• Exercise requirements:
All of the records below must be output exactly, with no pictures carried over.

[start Provided records]

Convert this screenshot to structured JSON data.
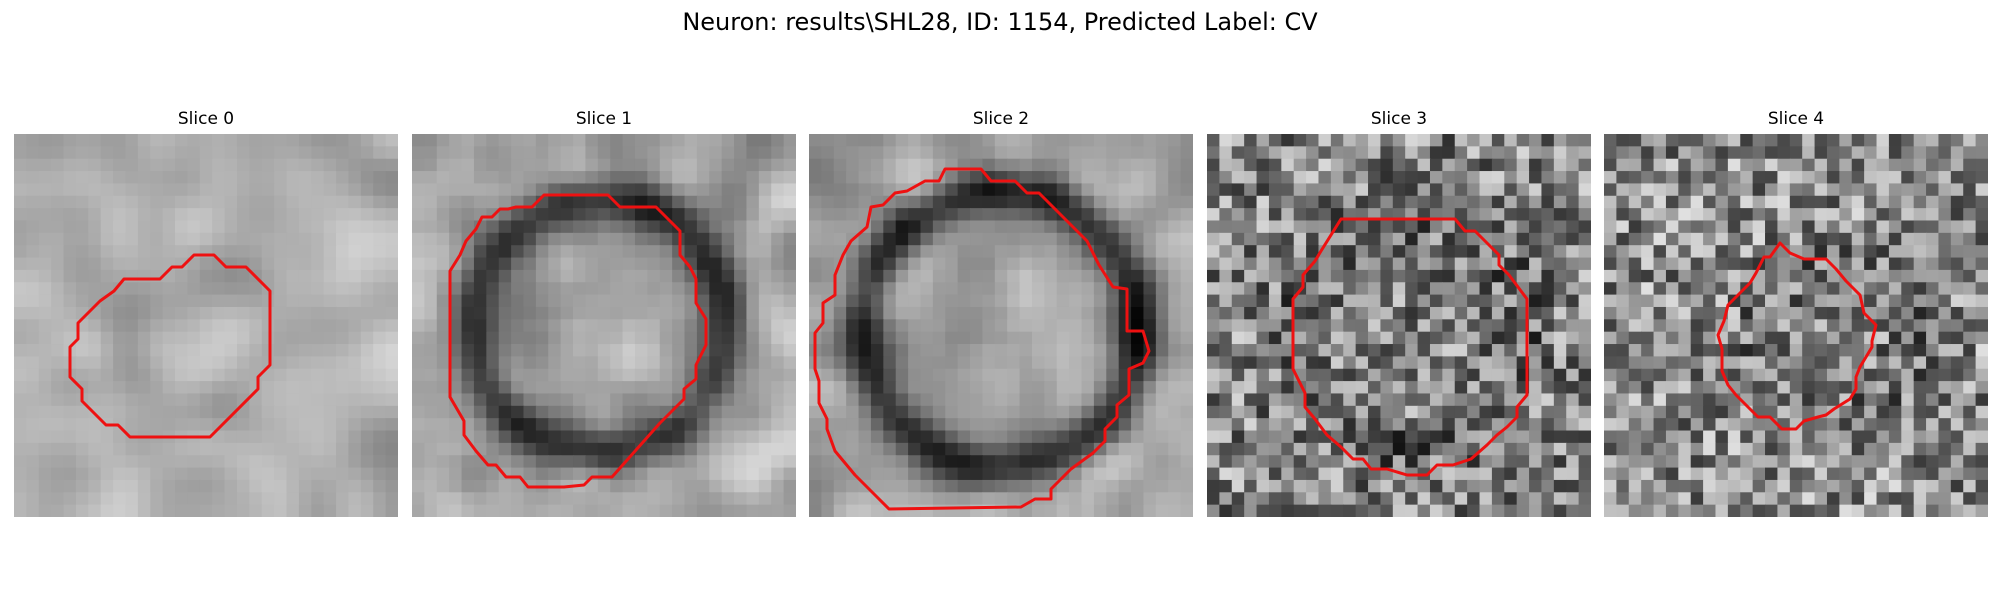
{
  "figure": {
    "title": "Neuron: results\\SHL28, ID: 1154, Predicted Label: CV"
  },
  "slices": [
    {
      "label": "Slice 0",
      "seed": 11,
      "mean": 0.68,
      "noise": 0.1,
      "smooth": 3,
      "ring": 0.08,
      "ringWidth": 0.07,
      "center": [
        0.48,
        0.52
      ],
      "radius": 0.2
    },
    {
      "label": "Slice 1",
      "seed": 23,
      "mean": 0.66,
      "noise": 0.12,
      "smooth": 2,
      "ring": 0.42,
      "ringWidth": 0.06,
      "center": [
        0.49,
        0.5
      ],
      "radius": 0.33
    },
    {
      "label": "Slice 2",
      "seed": 37,
      "mean": 0.64,
      "noise": 0.12,
      "smooth": 2,
      "ring": 0.48,
      "ringWidth": 0.06,
      "center": [
        0.5,
        0.51
      ],
      "radius": 0.36
    },
    {
      "label": "Slice 3",
      "seed": 41,
      "mean": 0.52,
      "noise": 0.22,
      "smooth": 0,
      "ring": 0.12,
      "ringWidth": 0.08,
      "center": [
        0.52,
        0.52
      ],
      "radius": 0.3
    },
    {
      "label": "Slice 4",
      "seed": 53,
      "mean": 0.55,
      "noise": 0.22,
      "smooth": 0,
      "ring": 0.1,
      "ringWidth": 0.08,
      "center": [
        0.6,
        0.54
      ],
      "radius": 0.2
    }
  ],
  "contour_color": "#ee1111"
}
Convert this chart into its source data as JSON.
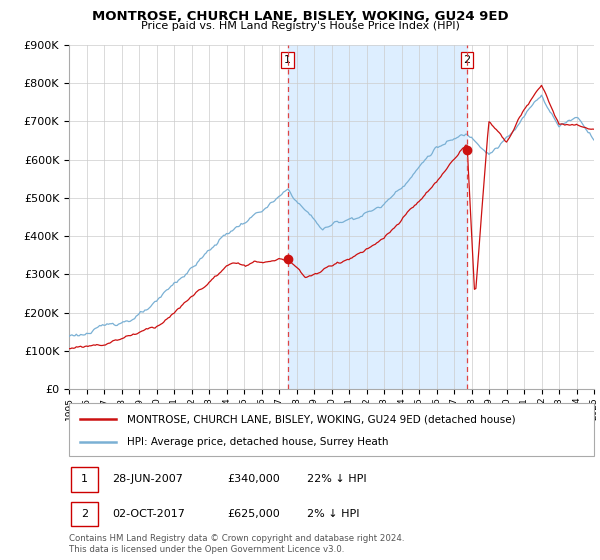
{
  "title": "MONTROSE, CHURCH LANE, BISLEY, WOKING, GU24 9ED",
  "subtitle": "Price paid vs. HM Land Registry's House Price Index (HPI)",
  "legend_entry1": "MONTROSE, CHURCH LANE, BISLEY, WOKING, GU24 9ED (detached house)",
  "legend_entry2": "HPI: Average price, detached house, Surrey Heath",
  "marker1_date": "28-JUN-2007",
  "marker1_price": "£340,000",
  "marker1_hpi": "22% ↓ HPI",
  "marker2_date": "02-OCT-2017",
  "marker2_price": "£625,000",
  "marker2_hpi": "2% ↓ HPI",
  "footer": "Contains HM Land Registry data © Crown copyright and database right 2024.\nThis data is licensed under the Open Government Licence v3.0.",
  "sale1_year": 2007.5,
  "sale1_value": 340000,
  "sale2_year": 2017.75,
  "sale2_value": 625000,
  "red_color": "#cc1111",
  "blue_color": "#7ab0d4",
  "shade_color": "#ddeeff",
  "dashed_color": "#dd4444",
  "background_color": "#ffffff",
  "grid_color": "#cccccc",
  "ylim": [
    0,
    900000
  ],
  "xlim_start": 1995,
  "xlim_end": 2025
}
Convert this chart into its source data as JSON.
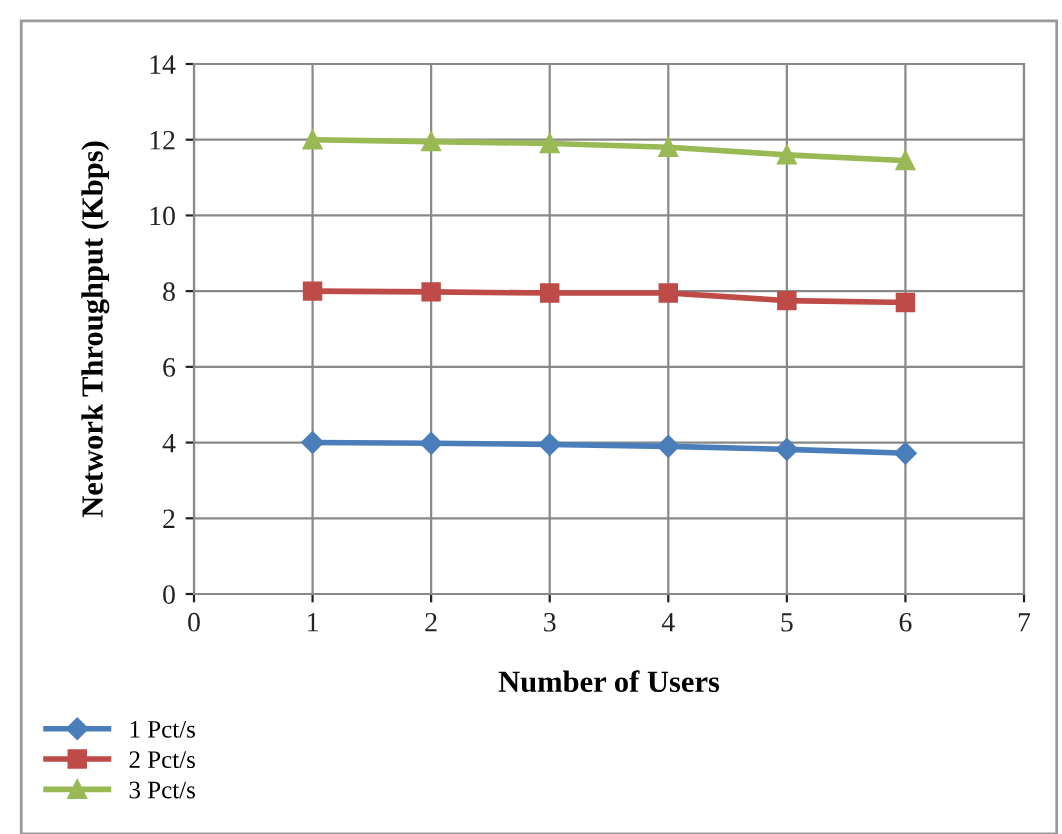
{
  "chart_data": {
    "type": "line",
    "xlabel": "Number of Users",
    "ylabel": "Network Throughput (Kbps)",
    "x": [
      1,
      2,
      3,
      4,
      5,
      6
    ],
    "series": [
      {
        "name": "1 Pct/s",
        "color": "#4a7ebb",
        "marker": "diamond",
        "values": [
          4.0,
          3.98,
          3.95,
          3.9,
          3.82,
          3.72
        ]
      },
      {
        "name": "2 Pct/s",
        "color": "#be4b48",
        "marker": "square",
        "values": [
          8.0,
          7.98,
          7.95,
          7.95,
          7.75,
          7.7
        ]
      },
      {
        "name": "3 Pct/s",
        "color": "#98b954",
        "marker": "triangle",
        "values": [
          12.0,
          11.95,
          11.9,
          11.8,
          11.6,
          11.45
        ]
      }
    ],
    "xlim": [
      0,
      7
    ],
    "xticks": [
      0,
      1,
      2,
      3,
      4,
      5,
      6,
      7
    ],
    "ylim": [
      0,
      14
    ],
    "yticks": [
      0,
      2,
      4,
      6,
      8,
      10,
      12,
      14
    ],
    "grid": true,
    "legend": "bottom left",
    "line_style": "solid"
  }
}
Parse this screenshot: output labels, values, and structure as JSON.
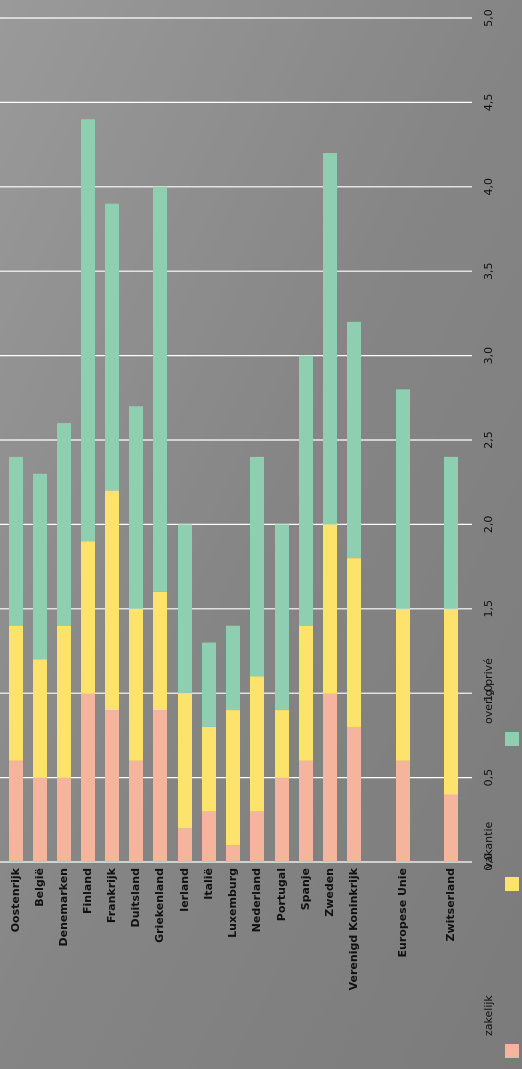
{
  "chart_data": {
    "type": "bar",
    "stacked": true,
    "grid": true,
    "categories": [
      "Oostenrijk",
      "België",
      "Denemarken",
      "Finland",
      "Frankrijk",
      "Duitsland",
      "Griekenland",
      "Ierland",
      "Italië",
      "Luxemburg",
      "Nederland",
      "Portugal",
      "Spanje",
      "Zweden",
      "Verenigd Koninkrijk",
      "Europese Unie",
      "Zwitserland"
    ],
    "series": [
      {
        "name": "zakelijk",
        "color": "#f5b59c",
        "values": [
          0.6,
          0.5,
          0.5,
          1.0,
          0.9,
          0.6,
          0.9,
          0.2,
          0.3,
          0.1,
          0.3,
          0.5,
          0.6,
          1.0,
          0.8,
          0.6,
          0.4
        ]
      },
      {
        "name": "vakantie",
        "color": "#fde36c",
        "values": [
          0.8,
          0.7,
          0.9,
          0.9,
          1.3,
          0.9,
          0.7,
          0.8,
          0.5,
          0.8,
          0.8,
          0.4,
          0.8,
          1.0,
          1.0,
          0.9,
          1.1
        ]
      },
      {
        "name": "overig privé",
        "color": "#8ecfb1",
        "values": [
          1.0,
          1.1,
          1.2,
          2.5,
          1.7,
          1.2,
          2.4,
          1.0,
          0.5,
          0.5,
          1.3,
          1.1,
          1.6,
          2.2,
          1.4,
          1.3,
          0.9
        ]
      }
    ],
    "ylim": [
      0,
      5
    ],
    "yticks": [
      {
        "value": 0,
        "label": "0,0"
      },
      {
        "value": 0.5,
        "label": "0,5"
      },
      {
        "value": 1,
        "label": "1,0"
      },
      {
        "value": 1.5,
        "label": "1,5"
      },
      {
        "value": 2,
        "label": "2,0"
      },
      {
        "value": 2.5,
        "label": "2,5"
      },
      {
        "value": 3,
        "label": "3,0"
      },
      {
        "value": 3.5,
        "label": "3,5"
      },
      {
        "value": 4,
        "label": "4,0"
      },
      {
        "value": 4.5,
        "label": "4,5"
      },
      {
        "value": 5,
        "label": "5,0"
      }
    ]
  }
}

[end Provided records]

• Solution for this task:
Convert this screenshot to structured JSON data.
{
  "figure": {
    "title": "Neuron: results\\SHL28, ID: 1154, Predicted Label: CV"
  },
  "slices": [
    {
      "label": "Slice 0",
      "seed": 11,
      "mean": 0.68,
      "noise": 0.1,
      "smooth": 3,
      "ring": 0.08,
      "ringWidth": 0.07,
      "center": [
        0.48,
        0.52
      ],
      "radius": 0.2
    },
    {
      "label": "Slice 1",
      "seed": 23,
      "mean": 0.66,
      "noise": 0.12,
      "smooth": 2,
      "ring": 0.42,
      "ringWidth": 0.06,
      "center": [
        0.49,
        0.5
      ],
      "radius": 0.33
    },
    {
      "label": "Slice 2",
      "seed": 37,
      "mean": 0.64,
      "noise": 0.12,
      "smooth": 2,
      "ring": 0.48,
      "ringWidth": 0.06,
      "center": [
        0.5,
        0.51
      ],
      "radius": 0.36
    },
    {
      "label": "Slice 3",
      "seed": 41,
      "mean": 0.52,
      "noise": 0.22,
      "smooth": 0,
      "ring": 0.12,
      "ringWidth": 0.08,
      "center": [
        0.52,
        0.52
      ],
      "radius": 0.3
    },
    {
      "label": "Slice 4",
      "seed": 53,
      "mean": 0.55,
      "noise": 0.22,
      "smooth": 0,
      "ring": 0.1,
      "ringWidth": 0.08,
      "center": [
        0.6,
        0.54
      ],
      "radius": 0.2
    }
  ],
  "contour_color": "#ee1111"
}
Convert this chart into its source data as JSON.
{
  "title": "MONTROSE, CHURCH LANE, BISLEY, WOKING, GU24 9ED",
  "subtitle": "Price paid vs. HM Land Registry's House Price Index (HPI)",
  "legend_entry1": "MONTROSE, CHURCH LANE, BISLEY, WOKING, GU24 9ED (detached house)",
  "legend_entry2": "HPI: Average price, detached house, Surrey Heath",
  "marker1_date": "28-JUN-2007",
  "marker1_price": "£340,000",
  "marker1_hpi": "22% ↓ HPI",
  "marker2_date": "02-OCT-2017",
  "marker2_price": "£625,000",
  "marker2_hpi": "2% ↓ HPI",
  "footer": "Contains HM Land Registry data © Crown copyright and database right 2024.\nThis data is licensed under the Open Government Licence v3.0.",
  "sale1_year": 2007.5,
  "sale1_value": 340000,
  "sale2_year": 2017.75,
  "sale2_value": 625000,
  "red_color": "#cc1111",
  "blue_color": "#7ab0d4",
  "shade_color": "#ddeeff",
  "dashed_color": "#dd4444",
  "background_color": "#ffffff",
  "grid_color": "#cccccc",
  "ylim": [
    0,
    900000
  ],
  "xlim_start": 1995,
  "xlim_end": 2025
}
Convert this chart into its source data as JSON.
{
  "chart_data": {
    "type": "line",
    "xlabel": "Number of Users",
    "ylabel": "Network Throughput (Kbps)",
    "x": [
      1,
      2,
      3,
      4,
      5,
      6
    ],
    "series": [
      {
        "name": "1 Pct/s",
        "color": "#4a7ebb",
        "marker": "diamond",
        "values": [
          4.0,
          3.98,
          3.95,
          3.9,
          3.82,
          3.72
        ]
      },
      {
        "name": "2 Pct/s",
        "color": "#be4b48",
        "marker": "square",
        "values": [
          8.0,
          7.98,
          7.95,
          7.95,
          7.75,
          7.7
        ]
      },
      {
        "name": "3 Pct/s",
        "color": "#98b954",
        "marker": "triangle",
        "values": [
          12.0,
          11.95,
          11.9,
          11.8,
          11.6,
          11.45
        ]
      }
    ],
    "xlim": [
      0,
      7
    ],
    "xticks": [
      0,
      1,
      2,
      3,
      4,
      5,
      6,
      7
    ],
    "ylim": [
      0,
      14
    ],
    "yticks": [
      0,
      2,
      4,
      6,
      8,
      10,
      12,
      14
    ],
    "grid": true,
    "legend": "bottom left",
    "line_style": "solid"
  }
}
Parse this screenshot: output labels, values, and structure as JSON.
{
  "chart_data": {
    "type": "bar",
    "stacked": true,
    "grid": true,
    "categories": [
      "Oostenrijk",
      "België",
      "Denemarken",
      "Finland",
      "Frankrijk",
      "Duitsland",
      "Griekenland",
      "Ierland",
      "Italië",
      "Luxemburg",
      "Nederland",
      "Portugal",
      "Spanje",
      "Zweden",
      "Verenigd Koninkrijk",
      "Europese Unie",
      "Zwitserland"
    ],
    "series": [
      {
        "name": "zakelijk",
        "color": "#f5b59c",
        "values": [
          0.6,
          0.5,
          0.5,
          1.0,
          0.9,
          0.6,
          0.9,
          0.2,
          0.3,
          0.1,
          0.3,
          0.5,
          0.6,
          1.0,
          0.8,
          0.6,
          0.4
        ]
      },
      {
        "name": "vakantie",
        "color": "#fde36c",
        "values": [
          0.8,
          0.7,
          0.9,
          0.9,
          1.3,
          0.9,
          0.7,
          0.8,
          0.5,
          0.8,
          0.8,
          0.4,
          0.8,
          1.0,
          1.0,
          0.9,
          1.1
        ]
      },
      {
        "name": "overig privé",
        "color": "#8ecfb1",
        "values": [
          1.0,
          1.1,
          1.2,
          2.5,
          1.7,
          1.2,
          2.4,
          1.0,
          0.5,
          0.5,
          1.3,
          1.1,
          1.6,
          2.2,
          1.4,
          1.3,
          0.9
        ]
      }
    ],
    "ylim": [
      0,
      5
    ],
    "yticks": [
      {
        "value": 0,
        "label": "0,0"
      },
      {
        "value": 0.5,
        "label": "0,5"
      },
      {
        "value": 1,
        "label": "1,0"
      },
      {
        "value": 1.5,
        "label": "1,5"
      },
      {
        "value": 2,
        "label": "2,0"
      },
      {
        "value": 2.5,
        "label": "2,5"
      },
      {
        "value": 3,
        "label": "3,0"
      },
      {
        "value": 3.5,
        "label": "3,5"
      },
      {
        "value": 4,
        "label": "4,0"
      },
      {
        "value": 4.5,
        "label": "4,5"
      },
      {
        "value": 5,
        "label": "5,0"
      }
    ]
  }
}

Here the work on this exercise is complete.